● Your objective
Repeat the whole listing exactly.

● Excerpted data
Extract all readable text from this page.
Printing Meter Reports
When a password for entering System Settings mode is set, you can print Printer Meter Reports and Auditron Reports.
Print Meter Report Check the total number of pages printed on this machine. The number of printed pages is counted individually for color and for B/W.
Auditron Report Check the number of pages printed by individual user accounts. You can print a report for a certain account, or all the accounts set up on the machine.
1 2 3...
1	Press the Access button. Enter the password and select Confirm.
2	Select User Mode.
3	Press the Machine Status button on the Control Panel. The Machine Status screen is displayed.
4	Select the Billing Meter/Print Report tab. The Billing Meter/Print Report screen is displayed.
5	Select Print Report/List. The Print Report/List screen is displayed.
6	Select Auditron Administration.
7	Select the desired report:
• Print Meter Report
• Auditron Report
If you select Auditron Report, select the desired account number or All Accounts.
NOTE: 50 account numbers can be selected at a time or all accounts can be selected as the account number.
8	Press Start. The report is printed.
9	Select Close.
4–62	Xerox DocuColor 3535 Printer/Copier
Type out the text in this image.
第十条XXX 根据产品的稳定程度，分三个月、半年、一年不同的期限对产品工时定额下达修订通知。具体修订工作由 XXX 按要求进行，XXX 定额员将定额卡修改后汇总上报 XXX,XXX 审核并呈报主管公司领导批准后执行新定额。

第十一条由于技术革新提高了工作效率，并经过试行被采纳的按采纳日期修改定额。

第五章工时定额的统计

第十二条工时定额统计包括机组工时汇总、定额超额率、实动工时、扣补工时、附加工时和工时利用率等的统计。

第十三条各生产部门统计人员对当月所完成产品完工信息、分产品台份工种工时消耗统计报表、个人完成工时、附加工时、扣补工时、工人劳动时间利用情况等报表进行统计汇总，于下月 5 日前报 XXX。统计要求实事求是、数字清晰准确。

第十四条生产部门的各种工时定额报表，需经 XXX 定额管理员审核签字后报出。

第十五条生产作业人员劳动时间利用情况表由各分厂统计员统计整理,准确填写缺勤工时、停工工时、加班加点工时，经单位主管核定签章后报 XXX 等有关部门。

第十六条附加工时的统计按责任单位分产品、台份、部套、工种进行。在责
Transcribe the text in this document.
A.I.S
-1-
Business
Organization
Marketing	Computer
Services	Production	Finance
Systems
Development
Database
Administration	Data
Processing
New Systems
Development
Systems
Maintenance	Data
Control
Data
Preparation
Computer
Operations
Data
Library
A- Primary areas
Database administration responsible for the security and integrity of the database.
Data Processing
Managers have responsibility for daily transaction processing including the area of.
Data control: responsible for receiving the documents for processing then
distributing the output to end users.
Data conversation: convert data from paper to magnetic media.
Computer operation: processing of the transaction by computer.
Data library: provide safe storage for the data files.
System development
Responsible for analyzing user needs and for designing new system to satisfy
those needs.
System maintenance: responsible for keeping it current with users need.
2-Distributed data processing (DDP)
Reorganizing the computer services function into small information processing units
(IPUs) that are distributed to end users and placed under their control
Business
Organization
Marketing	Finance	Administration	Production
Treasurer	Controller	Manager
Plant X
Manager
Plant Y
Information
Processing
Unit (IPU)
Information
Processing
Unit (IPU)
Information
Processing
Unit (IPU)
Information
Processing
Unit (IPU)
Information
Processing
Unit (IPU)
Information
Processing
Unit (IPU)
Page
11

● Problem solution
Extract all readable text from this page.
Printing Meter Reports
When a password for entering System Settings mode is set, you can print Printer Meter Reports and Auditron Reports.
Print Meter Report Check the total number of pages printed on this machine. The number of printed pages is counted individually for color and for B/W.
Auditron Report Check the number of pages printed by individual user accounts. You can print a report for a certain account, or all the accounts set up on the machine.
1 2 3...
1	Press the Access button. Enter the password and select Confirm.
2	Select User Mode.
3	Press the Machine Status button on the Control Panel. The Machine Status screen is displayed.
4	Select the Billing Meter/Print Report tab. The Billing Meter/Print Report screen is displayed.
5	Select Print Report/List. The Print Report/List screen is displayed.
6	Select Auditron Administration.
7	Select the desired report:
• Print Meter Report
• Auditron Report
If you select Auditron Report, select the desired account number or All Accounts.
NOTE: 50 account numbers can be selected at a time or all accounts can be selected as the account number.
8	Press Start. The report is printed.
9	Select Close.
4–62	Xerox DocuColor 3535 Printer/Copier
Type out the text in this image.
第十条XXX 根据产品的稳定程度，分三个月、半年、一年不同的期限对产品工时定额下达修订通知。具体修订工作由 XXX 按要求进行，XXX 定额员将定额卡修改后汇总上报 XXX,XXX 审核并呈报主管公司领导批准后执行新定额。

第十一条由于技术革新提高了工作效率，并经过试行被采纳的按采纳日期修改定额。

第五章工时定额的统计

第十二条工时定额统计包括机组工时汇总、定额超额率、实动工时、扣补工时、附加工时和工时利用率等的统计。

第十三条各生产部门统计人员对当月所完成产品完工信息、分产品台份工种工时消耗统计报表、个人完成工时、附加工时、扣补工时、工人劳动时间利用情况等报表进行统计汇总，于下月 5 日前报 XXX。统计要求实事求是、数字清晰准确。

第十四条生产部门的各种工时定额报表，需经 XXX 定额管理员审核签字后报出。

第十五条生产作业人员劳动时间利用情况表由各分厂统计员统计整理,准确填写缺勤工时、停工工时、加班加点工时，经单位主管核定签章后报 XXX 等有关部门。

第十六条附加工时的统计按责任单位分产品、台份、部套、工种进行。在责
Transcribe the text in this document.
A.I.S
-1-
Business
Organization
Marketing	Computer
Services	Production	Finance
Systems
Development
Database
Administration	Data
Processing
New Systems
Development
Systems
Maintenance	Data
Control
Data
Preparation
Computer
Operations
Data
Library
A- Primary areas
Database administration responsible for the security and integrity of the database.
Data Processing
Managers have responsibility for daily transaction processing including the area of.
Data control: responsible for receiving the documents for processing then
distributing the output to end users.
Data conversation: convert data from paper to magnetic media.
Computer operation: processing of the transaction by computer.
Data library: provide safe storage for the data files.
System development
Responsible for analyzing user needs and for designing new system to satisfy
those needs.
System maintenance: responsible for keeping it current with users need.
2-Distributed data processing (DDP)
Reorganizing the computer services function into small information processing units
(IPUs) that are distributed to end users and placed under their control
Business
Organization
Marketing	Finance	Administration	Production
Treasurer	Controller	Manager
Plant X
Manager
Plant Y
Information
Processing
Unit (IPU)
Information
Processing
Unit (IPU)
Information
Processing
Unit (IPU)
Information
Processing
Unit (IPU)
Information
Processing
Unit (IPU)
Information
Processing
Unit (IPU)
Page
11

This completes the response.